WHAT TO DO: Copy each line below that includes "steps".
--- Begin ---
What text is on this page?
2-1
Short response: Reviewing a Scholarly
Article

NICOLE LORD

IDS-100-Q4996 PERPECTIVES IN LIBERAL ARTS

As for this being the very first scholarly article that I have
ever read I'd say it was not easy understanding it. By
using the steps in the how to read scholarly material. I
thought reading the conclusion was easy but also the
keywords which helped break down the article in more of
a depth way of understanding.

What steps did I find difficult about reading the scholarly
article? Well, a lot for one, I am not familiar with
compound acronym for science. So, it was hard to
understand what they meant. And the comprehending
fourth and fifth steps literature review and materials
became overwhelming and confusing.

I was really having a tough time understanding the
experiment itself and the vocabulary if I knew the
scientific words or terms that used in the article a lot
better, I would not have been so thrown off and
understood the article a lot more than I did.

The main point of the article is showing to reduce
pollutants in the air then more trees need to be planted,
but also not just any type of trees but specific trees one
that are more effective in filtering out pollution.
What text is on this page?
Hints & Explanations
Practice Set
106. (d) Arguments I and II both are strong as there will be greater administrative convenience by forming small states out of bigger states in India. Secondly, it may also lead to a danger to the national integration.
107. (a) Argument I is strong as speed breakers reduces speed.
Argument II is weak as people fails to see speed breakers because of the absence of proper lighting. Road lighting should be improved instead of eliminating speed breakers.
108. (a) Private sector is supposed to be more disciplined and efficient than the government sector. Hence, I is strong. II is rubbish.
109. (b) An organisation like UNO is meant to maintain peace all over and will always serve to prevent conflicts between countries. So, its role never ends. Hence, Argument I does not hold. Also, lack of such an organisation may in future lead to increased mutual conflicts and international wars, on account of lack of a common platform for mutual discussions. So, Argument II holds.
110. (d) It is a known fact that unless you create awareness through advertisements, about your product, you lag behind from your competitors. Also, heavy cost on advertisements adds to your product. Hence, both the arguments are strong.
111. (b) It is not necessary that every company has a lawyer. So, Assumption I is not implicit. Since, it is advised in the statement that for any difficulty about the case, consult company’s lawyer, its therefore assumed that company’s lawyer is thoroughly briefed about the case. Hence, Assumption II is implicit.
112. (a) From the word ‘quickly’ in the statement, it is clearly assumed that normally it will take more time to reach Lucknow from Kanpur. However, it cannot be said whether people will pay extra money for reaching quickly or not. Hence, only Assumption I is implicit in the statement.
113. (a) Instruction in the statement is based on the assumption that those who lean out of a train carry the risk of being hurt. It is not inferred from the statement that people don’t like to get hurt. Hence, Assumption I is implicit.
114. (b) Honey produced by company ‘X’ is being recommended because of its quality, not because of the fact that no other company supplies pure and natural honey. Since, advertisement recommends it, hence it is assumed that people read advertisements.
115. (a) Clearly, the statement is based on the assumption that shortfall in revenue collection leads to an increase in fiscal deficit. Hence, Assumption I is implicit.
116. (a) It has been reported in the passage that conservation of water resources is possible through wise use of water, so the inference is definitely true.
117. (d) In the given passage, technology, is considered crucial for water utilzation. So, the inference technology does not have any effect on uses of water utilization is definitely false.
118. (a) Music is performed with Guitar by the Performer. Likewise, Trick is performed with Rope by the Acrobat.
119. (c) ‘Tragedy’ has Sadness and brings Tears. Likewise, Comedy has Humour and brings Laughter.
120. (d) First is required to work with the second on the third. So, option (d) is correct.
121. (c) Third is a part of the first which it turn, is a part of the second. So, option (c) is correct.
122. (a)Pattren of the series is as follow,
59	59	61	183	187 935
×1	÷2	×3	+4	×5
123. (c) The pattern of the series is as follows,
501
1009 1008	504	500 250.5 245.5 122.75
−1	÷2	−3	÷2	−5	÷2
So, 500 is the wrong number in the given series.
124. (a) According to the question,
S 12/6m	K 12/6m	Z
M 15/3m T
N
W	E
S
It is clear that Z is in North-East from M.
--- End ---
CORRECT ANSWER:
using the steps in the how to read scholarly material. I
What steps did I find difficult about reading the scholarly
fourth and fifth steps literature review and materials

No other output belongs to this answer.